◆ **Available data**
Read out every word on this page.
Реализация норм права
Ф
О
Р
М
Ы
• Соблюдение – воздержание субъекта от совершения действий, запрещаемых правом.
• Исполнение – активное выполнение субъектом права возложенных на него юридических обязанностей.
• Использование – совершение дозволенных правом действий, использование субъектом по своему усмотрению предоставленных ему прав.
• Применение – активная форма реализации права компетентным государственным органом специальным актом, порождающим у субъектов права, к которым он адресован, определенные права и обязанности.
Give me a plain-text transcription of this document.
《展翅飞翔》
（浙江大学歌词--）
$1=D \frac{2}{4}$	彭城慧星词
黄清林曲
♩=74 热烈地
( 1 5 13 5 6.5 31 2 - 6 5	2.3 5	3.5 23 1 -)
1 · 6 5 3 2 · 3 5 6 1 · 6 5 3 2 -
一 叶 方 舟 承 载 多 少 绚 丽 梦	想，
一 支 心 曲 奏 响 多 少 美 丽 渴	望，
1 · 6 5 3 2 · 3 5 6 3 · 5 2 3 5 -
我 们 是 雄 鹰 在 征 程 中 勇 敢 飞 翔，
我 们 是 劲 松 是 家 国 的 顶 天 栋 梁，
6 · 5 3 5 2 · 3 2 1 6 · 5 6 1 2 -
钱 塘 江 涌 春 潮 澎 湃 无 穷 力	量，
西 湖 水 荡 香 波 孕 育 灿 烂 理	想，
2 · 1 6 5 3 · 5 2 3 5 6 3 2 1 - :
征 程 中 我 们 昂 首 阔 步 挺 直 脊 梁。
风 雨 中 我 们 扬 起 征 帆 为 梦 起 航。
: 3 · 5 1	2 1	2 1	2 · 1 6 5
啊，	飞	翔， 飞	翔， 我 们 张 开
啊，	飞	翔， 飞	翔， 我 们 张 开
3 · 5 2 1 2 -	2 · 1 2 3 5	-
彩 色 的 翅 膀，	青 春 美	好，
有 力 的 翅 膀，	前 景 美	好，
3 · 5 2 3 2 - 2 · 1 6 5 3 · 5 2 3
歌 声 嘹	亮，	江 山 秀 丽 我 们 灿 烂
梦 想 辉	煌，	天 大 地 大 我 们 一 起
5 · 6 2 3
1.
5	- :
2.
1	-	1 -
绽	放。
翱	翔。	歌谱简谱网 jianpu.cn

◆ **What is expected**
List all lines in the material containing the string "this".

◆ **Exercise output**
Read out every word on this page.
Give me a plain-text transcription of this document.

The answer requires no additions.